= What this task involves =
Search the material below for the word "الشريعة" and copy every line in which it occurs.

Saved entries
++++++++++++++++++++

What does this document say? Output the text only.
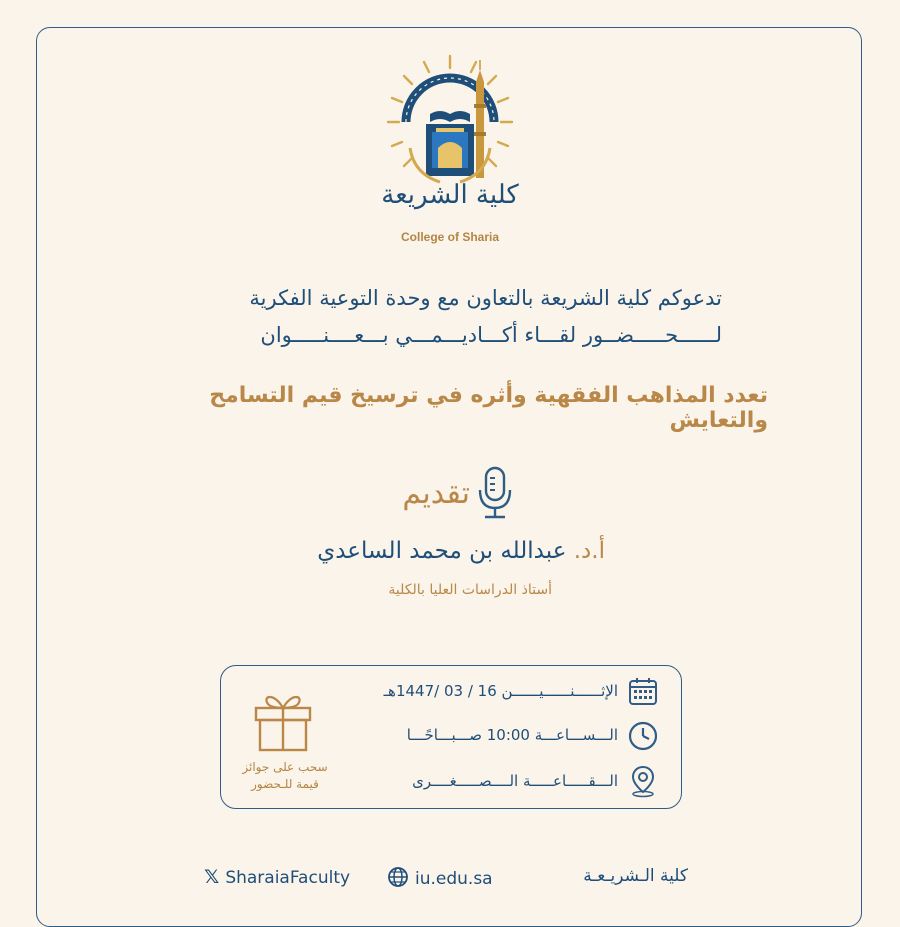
كلية الشريعة
College of Sharia
تدعوكم كلية الشريعة بالتعاون مع وحدة التوعية الفكرية
لــــــحـــــضــور لقـــاء أكـــاديـــمـــي بـــعــــنـــــوان
تعدد المذاهب الفقهية وأثره في ترسيخ قيم التسامح والتعايش
تقديم
أ.د. عبدالله بن محمد الساعدي
أستاذ الدراسات العليا بالكلية
الإثــــــنــــــيــــــن 16 / 03 /1447هـ
الـــســـاعـــة 10:00 صـــبـــاحًـــا
الـــقـــــاعـــــة الــــصـــــغــــرى
سحب على جوائز
قيمة للـحضور
𝕏 SharaiaFaculty	iu.edu.sa	كلية الـشريـعـة
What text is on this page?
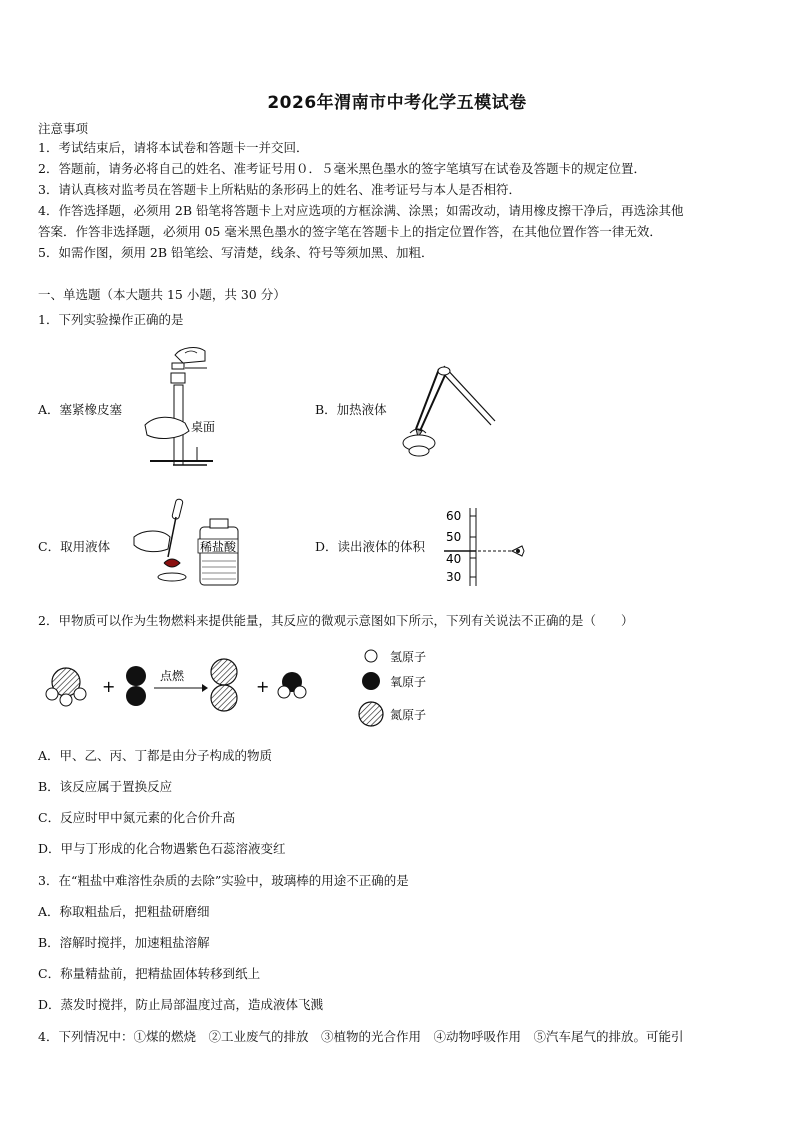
2026年渭南市中考化学五模试卷
注意事项
1．考试结束后，请将本试卷和答题卡一并交回．
2．答题前，请务必将自己的姓名、准考证号用０．５毫米黑色墨水的签字笔填写在试卷及答题卡的规定位置．
3．请认真核对监考员在答题卡上所粘贴的条形码上的姓名、准考证号与本人是否相符．
4．作答选择题，必须用 2B 铅笔将答题卡上对应选项的方框涂满、涂黑；如需改动，请用橡皮擦干净后，再选涂其他
答案．作答非选择题，必须用 05 毫米黑色墨水的签字笔在答题卡上的指定位置作答，在其他位置作答一律无效．
5．如需作图，须用 2B 铅笔绘、写清楚，线条、符号等须加黑、加粗．
一、单选题（本大题共 15 小题，共 30 分）
1．下列实验操作正确的是
A．塞紧橡皮塞
桌面
B．加热液体
C．取用液体	稀盐酸	D．读出液体的体积
60
50
40
30
2．甲物质可以作为生物燃料来提供能量，其反应的微观示意图如下所示，下列有关说法不正确的是（　　）
+
点燃
+
氢原子
氧原子
氮原子
A．甲、乙、丙、丁都是由分子构成的物质
B．该反应属于置换反应
C．反应时甲中氮元素的化合价升高
D．甲与丁形成的化合物遇紫色石蕊溶液变红
3．在“粗盐中难溶性杂质的去除”实验中，玻璃棒的用途不正确的是
A．称取粗盐后，把粗盐研磨细
B．溶解时搅拌，加速粗盐溶解
C．称量精盐前，把精盐固体转移到纸上
D．蒸发时搅拌，防止局部温度过高，造成液体飞溅
4．下列情况中：①煤的燃烧　②工业废气的排放　③植物的光合作用　④动物呼吸作用　⑤汽车尾气的排放。可能引
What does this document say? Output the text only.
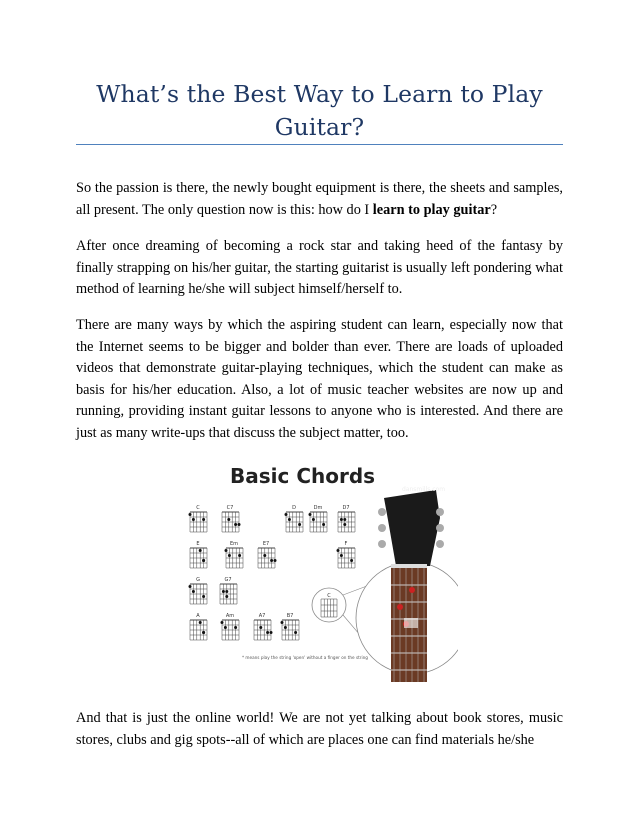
What’s the Best Way to Learn to Play Guitar?

So the passion is there, the newly bought equipment is there, the sheets and samples, all present. The only question now is this: how do I learn to play guitar?

After once dreaming of becoming a rock star and taking heed of the fantasy by finally strapping on his/her guitar, the starting guitarist is usually left pondering what method of learning he/she will subject himself/herself to.

There are many ways by which the aspiring student can learn, especially now that the Internet seems to be bigger and bolder than ever. There are loads of uploaded videos that demonstrate guitar-playing techniques, which the student can make as basis for his/her education. Also, a lot of music teacher websites are now up and running, providing instant guitar lessons to anyone who is interested. And there are just as many write-ups that discuss the subject matter, too.

Basic Chords
C	C7	D	Dm	D7
E	Em	E7	F
G	G7
A	Am	A7	B7
C
dansmills.com
* means play the string 'open' without a finger on the string

And that is just the online world! We are not yet talking about book stores, music stores, clubs and gig spots--all of which are places one can find materials he/she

++++++++++++++++++++

= Full response =
كلية الشريعة
تدعوكم كلية الشريعة بالتعاون مع وحدة التوعية الفكرية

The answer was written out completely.